* _THE REQUEST_
Of all the lines in the material, how many include the word "JSON"? Give only the number.

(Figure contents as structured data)
☆ ☆ ☆
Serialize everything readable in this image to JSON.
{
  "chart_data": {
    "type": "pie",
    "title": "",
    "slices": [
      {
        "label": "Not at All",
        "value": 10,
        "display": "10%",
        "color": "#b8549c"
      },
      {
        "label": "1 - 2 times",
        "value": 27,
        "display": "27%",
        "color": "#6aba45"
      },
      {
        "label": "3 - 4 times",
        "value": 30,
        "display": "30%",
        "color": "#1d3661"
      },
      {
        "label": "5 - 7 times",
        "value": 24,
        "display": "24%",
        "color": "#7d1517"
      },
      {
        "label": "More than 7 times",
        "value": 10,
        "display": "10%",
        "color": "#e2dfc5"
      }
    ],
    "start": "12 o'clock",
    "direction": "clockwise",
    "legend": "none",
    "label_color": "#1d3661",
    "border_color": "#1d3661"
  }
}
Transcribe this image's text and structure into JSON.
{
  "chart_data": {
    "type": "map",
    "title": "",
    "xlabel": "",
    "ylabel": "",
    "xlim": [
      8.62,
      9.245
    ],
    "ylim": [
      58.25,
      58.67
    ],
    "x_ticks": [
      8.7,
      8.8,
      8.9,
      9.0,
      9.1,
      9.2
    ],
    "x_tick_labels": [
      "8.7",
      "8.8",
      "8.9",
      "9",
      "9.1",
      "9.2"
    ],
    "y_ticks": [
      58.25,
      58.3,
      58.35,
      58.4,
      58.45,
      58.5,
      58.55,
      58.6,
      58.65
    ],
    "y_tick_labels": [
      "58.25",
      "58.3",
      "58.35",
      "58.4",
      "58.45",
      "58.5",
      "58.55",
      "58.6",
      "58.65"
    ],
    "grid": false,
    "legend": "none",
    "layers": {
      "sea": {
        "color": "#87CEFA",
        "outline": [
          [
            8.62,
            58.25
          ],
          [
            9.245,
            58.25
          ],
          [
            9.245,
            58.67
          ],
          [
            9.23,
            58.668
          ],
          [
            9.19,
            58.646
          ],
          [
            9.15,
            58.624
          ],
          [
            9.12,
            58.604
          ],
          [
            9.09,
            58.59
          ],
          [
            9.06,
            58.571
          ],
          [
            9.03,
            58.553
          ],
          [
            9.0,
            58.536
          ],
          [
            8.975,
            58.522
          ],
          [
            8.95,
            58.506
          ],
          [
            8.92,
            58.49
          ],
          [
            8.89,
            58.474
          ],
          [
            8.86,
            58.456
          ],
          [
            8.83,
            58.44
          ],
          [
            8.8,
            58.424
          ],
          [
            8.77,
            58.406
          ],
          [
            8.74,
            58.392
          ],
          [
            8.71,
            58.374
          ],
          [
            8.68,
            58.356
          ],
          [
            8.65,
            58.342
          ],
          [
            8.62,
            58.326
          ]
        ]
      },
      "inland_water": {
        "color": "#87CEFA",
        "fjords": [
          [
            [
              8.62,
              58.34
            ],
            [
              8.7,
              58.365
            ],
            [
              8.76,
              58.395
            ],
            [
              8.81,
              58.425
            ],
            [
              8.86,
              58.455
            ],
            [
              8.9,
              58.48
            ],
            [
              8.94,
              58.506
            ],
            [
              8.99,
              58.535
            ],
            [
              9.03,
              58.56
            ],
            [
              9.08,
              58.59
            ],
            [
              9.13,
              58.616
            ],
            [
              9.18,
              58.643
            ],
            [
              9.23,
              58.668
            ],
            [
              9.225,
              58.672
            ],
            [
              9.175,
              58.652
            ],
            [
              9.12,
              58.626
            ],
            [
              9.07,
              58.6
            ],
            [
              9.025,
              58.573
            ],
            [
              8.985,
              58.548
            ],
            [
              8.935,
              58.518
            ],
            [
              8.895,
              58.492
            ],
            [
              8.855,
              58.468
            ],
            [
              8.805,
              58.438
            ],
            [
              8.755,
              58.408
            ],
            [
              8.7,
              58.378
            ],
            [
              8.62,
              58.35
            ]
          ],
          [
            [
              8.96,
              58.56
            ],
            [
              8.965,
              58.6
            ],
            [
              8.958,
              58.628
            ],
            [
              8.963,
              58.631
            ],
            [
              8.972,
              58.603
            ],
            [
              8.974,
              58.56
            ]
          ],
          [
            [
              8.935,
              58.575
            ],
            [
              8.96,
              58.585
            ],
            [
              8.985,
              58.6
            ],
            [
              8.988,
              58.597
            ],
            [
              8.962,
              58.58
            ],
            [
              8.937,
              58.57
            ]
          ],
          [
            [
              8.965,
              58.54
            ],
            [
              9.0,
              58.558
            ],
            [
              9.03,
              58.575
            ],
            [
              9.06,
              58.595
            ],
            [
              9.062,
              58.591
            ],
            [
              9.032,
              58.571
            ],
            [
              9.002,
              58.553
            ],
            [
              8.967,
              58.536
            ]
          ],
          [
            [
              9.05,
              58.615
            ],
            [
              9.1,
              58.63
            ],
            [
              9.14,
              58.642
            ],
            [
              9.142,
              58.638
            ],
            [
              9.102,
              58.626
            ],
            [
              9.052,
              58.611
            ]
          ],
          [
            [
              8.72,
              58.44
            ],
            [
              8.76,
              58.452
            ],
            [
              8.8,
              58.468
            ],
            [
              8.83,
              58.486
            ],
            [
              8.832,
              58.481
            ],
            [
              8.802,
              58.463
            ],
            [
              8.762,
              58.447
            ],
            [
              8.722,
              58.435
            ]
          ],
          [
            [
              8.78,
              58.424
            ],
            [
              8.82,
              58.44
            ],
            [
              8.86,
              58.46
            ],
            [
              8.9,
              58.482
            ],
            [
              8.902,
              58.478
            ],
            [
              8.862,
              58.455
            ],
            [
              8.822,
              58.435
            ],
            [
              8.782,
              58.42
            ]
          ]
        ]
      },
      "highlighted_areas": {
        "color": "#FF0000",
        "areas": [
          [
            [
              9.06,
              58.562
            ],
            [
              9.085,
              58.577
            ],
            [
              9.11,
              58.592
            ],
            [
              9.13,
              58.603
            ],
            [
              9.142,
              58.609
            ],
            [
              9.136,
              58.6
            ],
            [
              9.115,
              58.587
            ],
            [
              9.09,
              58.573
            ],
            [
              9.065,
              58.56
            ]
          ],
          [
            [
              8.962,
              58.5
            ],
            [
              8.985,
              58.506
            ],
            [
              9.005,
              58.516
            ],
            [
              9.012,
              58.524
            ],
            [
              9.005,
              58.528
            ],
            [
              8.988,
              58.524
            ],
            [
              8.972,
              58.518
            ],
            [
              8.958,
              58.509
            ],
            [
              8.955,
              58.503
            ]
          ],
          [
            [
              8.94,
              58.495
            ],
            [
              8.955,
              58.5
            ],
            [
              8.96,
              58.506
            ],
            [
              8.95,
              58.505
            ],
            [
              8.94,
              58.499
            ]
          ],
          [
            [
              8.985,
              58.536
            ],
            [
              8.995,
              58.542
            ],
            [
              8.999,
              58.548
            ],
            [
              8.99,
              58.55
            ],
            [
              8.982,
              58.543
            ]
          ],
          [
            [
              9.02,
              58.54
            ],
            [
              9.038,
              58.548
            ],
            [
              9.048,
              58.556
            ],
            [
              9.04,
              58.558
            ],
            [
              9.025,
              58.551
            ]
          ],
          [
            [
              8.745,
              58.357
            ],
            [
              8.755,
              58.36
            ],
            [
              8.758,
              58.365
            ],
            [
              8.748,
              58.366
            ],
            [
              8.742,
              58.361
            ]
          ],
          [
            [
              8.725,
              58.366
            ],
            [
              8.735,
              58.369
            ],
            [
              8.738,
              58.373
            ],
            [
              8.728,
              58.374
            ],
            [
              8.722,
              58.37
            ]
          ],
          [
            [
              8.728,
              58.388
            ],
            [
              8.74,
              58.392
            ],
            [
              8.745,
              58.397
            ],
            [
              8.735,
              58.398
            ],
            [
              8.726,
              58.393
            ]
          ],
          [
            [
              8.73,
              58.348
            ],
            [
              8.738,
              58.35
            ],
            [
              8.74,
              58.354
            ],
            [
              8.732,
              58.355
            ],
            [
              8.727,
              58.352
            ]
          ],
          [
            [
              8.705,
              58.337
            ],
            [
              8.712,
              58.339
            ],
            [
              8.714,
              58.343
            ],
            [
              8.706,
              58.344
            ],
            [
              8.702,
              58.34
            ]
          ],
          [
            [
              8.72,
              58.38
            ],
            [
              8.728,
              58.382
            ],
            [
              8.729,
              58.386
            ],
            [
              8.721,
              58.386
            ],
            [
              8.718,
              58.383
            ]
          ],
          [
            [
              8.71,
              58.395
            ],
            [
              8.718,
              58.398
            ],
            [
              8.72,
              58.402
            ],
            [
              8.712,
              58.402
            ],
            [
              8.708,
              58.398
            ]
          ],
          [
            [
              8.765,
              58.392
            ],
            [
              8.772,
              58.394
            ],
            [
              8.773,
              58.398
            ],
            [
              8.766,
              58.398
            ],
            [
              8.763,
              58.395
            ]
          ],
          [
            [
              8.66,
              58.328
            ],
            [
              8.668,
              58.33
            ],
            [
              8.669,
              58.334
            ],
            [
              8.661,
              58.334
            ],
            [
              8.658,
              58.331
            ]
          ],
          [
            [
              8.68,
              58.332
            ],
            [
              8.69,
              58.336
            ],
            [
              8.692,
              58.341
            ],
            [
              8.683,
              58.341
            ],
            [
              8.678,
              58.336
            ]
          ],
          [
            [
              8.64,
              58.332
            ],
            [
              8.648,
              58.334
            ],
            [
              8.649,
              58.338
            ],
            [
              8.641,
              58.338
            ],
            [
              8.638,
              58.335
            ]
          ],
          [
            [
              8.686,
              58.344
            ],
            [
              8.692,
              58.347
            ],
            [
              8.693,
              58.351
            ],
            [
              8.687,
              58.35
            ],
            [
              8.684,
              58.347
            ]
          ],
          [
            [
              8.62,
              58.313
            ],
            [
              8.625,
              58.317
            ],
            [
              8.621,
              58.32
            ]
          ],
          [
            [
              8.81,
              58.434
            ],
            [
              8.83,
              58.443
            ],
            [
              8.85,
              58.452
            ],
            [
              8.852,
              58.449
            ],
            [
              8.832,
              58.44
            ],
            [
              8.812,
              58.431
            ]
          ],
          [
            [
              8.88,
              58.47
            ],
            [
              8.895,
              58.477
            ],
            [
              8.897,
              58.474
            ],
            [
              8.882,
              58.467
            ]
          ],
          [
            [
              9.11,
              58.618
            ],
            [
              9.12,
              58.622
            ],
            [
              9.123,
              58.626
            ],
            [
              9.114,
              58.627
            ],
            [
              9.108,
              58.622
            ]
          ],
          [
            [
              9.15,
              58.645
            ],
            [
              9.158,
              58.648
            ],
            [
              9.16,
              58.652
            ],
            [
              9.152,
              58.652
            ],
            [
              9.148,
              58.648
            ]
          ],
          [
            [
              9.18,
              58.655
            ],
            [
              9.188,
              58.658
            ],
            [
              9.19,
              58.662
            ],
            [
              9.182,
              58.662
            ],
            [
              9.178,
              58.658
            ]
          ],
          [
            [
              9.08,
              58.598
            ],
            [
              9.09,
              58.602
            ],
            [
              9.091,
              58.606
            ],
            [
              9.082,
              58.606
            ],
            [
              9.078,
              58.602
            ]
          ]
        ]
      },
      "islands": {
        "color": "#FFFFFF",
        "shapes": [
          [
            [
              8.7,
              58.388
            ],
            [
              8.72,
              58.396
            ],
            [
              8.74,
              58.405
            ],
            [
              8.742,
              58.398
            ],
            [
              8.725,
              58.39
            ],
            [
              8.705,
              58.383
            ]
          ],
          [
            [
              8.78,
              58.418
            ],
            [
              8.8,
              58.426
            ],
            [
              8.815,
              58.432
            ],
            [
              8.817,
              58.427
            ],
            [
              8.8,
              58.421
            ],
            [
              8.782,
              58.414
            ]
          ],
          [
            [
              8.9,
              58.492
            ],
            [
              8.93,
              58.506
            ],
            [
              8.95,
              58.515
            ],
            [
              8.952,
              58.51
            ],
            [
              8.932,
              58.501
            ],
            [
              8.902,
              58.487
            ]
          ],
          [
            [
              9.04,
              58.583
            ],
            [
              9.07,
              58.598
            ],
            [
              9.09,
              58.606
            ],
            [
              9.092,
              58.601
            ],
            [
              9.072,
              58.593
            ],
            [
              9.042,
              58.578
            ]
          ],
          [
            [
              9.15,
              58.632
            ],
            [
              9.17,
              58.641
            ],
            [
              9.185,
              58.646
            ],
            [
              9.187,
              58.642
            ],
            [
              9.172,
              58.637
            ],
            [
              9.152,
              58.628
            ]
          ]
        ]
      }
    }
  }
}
☆ ☆ ☆
* _ANSWER IN FULL_
2